* **Task to complete**:
Locate each line of the material that contains "JSON", then return it.
*****
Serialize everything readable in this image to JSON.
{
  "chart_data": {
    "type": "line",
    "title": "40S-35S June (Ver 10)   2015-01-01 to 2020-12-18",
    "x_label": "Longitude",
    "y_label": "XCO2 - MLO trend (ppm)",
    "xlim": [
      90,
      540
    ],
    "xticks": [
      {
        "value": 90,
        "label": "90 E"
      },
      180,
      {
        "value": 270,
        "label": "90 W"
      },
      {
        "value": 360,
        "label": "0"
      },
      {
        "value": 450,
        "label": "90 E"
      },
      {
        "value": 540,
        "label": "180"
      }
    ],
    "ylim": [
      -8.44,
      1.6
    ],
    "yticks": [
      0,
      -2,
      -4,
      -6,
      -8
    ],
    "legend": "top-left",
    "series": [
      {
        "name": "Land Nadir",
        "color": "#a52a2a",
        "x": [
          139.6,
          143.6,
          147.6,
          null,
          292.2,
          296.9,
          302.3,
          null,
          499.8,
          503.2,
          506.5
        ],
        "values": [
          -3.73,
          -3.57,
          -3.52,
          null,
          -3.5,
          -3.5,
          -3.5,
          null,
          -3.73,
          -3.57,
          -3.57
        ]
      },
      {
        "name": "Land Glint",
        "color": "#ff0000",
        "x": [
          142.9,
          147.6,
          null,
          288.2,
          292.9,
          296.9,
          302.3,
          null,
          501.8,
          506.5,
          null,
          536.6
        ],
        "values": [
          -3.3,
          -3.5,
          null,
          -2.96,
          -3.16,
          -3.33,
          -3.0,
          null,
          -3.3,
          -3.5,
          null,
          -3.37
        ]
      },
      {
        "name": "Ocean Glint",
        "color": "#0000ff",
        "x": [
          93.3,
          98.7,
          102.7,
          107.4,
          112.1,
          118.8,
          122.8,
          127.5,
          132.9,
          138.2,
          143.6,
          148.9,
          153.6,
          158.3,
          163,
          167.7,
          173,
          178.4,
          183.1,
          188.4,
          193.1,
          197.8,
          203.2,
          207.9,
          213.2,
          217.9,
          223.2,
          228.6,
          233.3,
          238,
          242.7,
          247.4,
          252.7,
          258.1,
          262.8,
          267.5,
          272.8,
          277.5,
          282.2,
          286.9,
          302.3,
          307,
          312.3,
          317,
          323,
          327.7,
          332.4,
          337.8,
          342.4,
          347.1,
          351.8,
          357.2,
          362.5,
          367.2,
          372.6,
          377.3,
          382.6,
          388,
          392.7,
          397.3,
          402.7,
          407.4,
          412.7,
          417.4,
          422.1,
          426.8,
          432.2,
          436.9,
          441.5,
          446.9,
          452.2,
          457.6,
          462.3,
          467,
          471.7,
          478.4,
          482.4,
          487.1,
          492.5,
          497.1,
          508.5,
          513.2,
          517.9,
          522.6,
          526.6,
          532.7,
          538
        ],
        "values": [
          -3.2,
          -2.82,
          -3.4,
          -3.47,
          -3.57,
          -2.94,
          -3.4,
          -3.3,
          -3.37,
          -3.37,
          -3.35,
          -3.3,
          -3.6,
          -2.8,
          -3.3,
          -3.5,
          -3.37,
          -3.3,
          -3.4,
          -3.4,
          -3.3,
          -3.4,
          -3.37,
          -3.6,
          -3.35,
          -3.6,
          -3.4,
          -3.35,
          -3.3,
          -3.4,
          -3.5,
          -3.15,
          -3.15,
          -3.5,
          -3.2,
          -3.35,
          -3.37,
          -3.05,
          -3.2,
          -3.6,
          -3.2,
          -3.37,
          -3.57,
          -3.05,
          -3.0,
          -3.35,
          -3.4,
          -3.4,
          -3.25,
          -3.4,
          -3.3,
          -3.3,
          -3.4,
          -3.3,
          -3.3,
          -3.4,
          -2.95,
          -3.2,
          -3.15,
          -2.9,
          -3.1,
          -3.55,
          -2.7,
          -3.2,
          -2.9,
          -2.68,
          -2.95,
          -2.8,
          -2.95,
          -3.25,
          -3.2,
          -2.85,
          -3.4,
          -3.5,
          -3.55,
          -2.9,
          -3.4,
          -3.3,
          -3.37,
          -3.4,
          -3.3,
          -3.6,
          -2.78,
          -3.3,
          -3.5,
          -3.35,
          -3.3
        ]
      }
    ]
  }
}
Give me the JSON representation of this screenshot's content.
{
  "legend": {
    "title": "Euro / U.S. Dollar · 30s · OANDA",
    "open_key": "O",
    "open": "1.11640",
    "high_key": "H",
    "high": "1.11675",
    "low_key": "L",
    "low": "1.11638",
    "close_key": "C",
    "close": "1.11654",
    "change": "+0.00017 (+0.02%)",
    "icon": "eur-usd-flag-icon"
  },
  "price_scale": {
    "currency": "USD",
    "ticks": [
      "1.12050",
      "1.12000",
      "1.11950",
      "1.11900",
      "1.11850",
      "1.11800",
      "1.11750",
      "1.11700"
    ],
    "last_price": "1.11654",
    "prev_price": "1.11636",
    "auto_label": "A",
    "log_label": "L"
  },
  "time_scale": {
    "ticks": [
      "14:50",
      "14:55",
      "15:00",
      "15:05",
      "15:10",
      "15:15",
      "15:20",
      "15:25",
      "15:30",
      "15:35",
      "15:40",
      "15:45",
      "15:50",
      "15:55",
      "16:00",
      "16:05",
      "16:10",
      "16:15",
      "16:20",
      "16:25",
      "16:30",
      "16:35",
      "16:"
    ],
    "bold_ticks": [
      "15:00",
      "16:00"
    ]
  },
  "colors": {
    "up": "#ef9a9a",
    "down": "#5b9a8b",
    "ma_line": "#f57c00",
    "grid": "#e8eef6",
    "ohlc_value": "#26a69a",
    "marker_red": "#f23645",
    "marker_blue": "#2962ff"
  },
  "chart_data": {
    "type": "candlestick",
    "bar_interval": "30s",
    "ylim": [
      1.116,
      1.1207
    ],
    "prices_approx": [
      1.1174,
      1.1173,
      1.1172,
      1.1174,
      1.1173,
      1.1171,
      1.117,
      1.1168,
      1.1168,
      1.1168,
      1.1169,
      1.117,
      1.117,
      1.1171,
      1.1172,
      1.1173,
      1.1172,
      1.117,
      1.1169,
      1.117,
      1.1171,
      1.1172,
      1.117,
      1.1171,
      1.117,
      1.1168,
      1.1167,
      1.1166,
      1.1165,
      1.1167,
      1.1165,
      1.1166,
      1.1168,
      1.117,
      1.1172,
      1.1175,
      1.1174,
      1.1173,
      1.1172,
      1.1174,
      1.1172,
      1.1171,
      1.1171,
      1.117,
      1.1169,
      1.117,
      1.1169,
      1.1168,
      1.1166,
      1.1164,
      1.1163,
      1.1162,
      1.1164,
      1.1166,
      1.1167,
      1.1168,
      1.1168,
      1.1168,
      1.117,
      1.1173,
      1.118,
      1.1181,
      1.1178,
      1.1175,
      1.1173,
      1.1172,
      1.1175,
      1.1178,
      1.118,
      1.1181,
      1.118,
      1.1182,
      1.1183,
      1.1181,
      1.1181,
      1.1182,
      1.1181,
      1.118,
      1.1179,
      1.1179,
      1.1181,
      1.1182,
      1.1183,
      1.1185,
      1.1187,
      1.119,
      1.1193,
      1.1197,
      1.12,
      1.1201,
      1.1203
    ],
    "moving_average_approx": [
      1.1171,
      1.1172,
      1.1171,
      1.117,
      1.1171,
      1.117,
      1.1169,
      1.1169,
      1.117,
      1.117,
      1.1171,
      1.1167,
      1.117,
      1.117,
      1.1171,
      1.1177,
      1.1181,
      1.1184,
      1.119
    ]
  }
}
*****
* **Correct answer**:
Serialize everything readable in this image to JSON.
Give me the JSON representation of this screenshot's content.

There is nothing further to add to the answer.